Exercise objective –
Copy out each line in the material below that has the word "VARC".

+ + + + +

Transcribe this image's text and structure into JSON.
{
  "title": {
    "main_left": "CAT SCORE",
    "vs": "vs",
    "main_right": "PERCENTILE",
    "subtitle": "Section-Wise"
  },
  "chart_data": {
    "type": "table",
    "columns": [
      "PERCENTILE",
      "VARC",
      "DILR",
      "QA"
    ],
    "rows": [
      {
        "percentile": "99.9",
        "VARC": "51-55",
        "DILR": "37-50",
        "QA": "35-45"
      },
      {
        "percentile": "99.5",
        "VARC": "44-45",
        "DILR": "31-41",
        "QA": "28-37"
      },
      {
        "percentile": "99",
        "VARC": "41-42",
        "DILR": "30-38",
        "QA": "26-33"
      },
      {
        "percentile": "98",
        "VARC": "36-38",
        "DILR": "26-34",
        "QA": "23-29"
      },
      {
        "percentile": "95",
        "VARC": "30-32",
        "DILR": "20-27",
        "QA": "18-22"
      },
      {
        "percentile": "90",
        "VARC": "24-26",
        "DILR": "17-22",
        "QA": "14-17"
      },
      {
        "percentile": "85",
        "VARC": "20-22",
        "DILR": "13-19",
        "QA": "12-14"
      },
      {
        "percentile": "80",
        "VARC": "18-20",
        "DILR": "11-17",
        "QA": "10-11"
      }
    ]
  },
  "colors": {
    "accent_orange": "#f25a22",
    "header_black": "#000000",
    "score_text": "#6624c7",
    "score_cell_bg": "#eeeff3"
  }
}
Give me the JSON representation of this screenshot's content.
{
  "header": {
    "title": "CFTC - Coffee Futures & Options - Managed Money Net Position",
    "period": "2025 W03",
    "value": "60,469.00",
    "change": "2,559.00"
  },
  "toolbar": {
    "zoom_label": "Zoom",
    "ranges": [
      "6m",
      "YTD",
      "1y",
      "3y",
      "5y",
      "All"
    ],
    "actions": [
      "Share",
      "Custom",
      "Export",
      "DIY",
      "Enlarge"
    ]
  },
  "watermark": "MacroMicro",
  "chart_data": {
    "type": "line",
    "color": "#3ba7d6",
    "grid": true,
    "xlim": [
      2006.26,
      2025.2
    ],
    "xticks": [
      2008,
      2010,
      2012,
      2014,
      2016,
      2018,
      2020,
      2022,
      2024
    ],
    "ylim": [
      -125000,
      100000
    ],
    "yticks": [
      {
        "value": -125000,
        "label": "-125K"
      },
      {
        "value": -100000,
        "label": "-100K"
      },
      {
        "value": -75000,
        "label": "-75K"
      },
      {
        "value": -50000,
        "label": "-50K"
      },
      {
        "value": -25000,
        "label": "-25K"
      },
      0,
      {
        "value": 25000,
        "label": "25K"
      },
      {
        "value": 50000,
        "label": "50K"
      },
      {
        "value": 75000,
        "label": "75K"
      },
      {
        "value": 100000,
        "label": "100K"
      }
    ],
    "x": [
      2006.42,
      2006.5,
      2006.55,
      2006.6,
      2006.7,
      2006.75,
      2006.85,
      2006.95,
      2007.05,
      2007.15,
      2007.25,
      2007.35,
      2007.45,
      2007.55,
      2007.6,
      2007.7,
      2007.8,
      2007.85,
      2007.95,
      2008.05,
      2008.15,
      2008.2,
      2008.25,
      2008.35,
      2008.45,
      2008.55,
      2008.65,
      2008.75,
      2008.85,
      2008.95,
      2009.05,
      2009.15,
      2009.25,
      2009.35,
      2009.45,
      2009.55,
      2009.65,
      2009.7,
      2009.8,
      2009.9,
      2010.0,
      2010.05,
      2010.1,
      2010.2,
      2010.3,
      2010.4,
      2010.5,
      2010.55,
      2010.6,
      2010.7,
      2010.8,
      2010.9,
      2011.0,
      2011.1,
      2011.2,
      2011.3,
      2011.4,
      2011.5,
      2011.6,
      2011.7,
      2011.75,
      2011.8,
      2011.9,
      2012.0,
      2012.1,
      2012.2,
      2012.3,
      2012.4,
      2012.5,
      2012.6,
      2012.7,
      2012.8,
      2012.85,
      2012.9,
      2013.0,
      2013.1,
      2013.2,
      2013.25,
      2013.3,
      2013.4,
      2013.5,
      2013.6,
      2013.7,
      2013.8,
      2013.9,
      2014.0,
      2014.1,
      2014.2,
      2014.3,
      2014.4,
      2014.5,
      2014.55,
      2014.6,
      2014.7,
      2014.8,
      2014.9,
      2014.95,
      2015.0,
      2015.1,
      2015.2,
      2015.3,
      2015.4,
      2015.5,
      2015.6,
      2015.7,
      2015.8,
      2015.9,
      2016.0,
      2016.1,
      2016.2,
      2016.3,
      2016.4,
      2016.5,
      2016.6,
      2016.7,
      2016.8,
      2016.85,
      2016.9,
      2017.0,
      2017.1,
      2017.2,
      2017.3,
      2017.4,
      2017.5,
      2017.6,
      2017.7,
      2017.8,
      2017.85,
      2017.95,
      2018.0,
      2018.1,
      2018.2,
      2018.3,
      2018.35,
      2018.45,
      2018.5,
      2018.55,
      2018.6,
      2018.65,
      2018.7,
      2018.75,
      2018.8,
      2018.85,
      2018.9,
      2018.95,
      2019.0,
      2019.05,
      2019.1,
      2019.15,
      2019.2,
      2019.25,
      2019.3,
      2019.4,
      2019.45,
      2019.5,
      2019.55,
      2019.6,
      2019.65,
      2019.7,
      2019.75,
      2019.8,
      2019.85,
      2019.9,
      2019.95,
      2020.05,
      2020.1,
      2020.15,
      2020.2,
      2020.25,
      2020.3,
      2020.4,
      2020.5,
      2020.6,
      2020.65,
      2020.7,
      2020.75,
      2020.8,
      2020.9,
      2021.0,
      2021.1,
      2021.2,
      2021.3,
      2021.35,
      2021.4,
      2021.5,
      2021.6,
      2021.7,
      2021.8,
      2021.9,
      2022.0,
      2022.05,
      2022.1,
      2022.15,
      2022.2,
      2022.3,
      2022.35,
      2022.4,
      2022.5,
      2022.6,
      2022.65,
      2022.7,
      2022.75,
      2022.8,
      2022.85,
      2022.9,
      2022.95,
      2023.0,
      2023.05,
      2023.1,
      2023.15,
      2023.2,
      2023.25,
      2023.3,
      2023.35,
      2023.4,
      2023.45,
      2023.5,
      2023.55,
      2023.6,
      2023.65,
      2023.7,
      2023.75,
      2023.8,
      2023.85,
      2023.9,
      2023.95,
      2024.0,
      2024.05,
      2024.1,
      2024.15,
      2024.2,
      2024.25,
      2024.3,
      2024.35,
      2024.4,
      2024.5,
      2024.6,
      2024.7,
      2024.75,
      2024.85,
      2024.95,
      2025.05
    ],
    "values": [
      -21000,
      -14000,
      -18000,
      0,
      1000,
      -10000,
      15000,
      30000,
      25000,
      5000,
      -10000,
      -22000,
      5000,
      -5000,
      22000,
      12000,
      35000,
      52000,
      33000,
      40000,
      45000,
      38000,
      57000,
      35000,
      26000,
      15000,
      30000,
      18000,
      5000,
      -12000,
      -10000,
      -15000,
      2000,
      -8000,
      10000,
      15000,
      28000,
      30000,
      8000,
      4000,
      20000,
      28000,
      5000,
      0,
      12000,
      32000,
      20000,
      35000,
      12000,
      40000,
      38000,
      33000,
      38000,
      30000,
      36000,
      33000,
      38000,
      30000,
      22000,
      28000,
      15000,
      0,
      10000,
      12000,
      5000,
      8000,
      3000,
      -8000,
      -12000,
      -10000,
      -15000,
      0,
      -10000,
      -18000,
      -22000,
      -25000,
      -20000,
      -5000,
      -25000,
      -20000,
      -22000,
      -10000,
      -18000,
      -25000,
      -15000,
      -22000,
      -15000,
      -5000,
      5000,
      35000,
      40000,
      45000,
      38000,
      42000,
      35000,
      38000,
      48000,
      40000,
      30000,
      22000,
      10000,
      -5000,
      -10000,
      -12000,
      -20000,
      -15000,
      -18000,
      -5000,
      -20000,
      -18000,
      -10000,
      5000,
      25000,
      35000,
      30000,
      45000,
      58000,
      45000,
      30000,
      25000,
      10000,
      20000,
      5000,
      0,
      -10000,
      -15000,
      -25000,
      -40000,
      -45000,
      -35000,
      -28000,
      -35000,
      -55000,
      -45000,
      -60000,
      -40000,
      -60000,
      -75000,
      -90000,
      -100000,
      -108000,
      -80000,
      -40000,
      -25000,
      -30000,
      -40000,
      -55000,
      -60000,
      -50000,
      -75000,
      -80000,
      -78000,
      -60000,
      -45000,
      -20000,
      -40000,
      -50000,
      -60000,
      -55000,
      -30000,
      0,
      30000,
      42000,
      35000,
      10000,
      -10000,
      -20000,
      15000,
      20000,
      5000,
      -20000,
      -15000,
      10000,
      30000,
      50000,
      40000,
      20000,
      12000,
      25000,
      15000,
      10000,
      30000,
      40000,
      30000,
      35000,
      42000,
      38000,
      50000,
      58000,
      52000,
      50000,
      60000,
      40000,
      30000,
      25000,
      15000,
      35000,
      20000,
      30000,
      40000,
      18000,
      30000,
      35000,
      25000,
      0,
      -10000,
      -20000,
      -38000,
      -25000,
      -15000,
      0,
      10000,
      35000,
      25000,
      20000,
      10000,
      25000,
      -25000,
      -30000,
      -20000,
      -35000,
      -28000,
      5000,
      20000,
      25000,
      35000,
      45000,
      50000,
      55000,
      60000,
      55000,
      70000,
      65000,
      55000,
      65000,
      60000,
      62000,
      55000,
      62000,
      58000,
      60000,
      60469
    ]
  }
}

+ + + + +

Task response –
      "VARC",
        "VARC": "51-55",
        "VARC": "44-45",
        "VARC": "41-42",
        "VARC": "36-38",
        "VARC": "30-32",
        "VARC": "24-26",
        "VARC": "20-22",
        "VARC": "18-20",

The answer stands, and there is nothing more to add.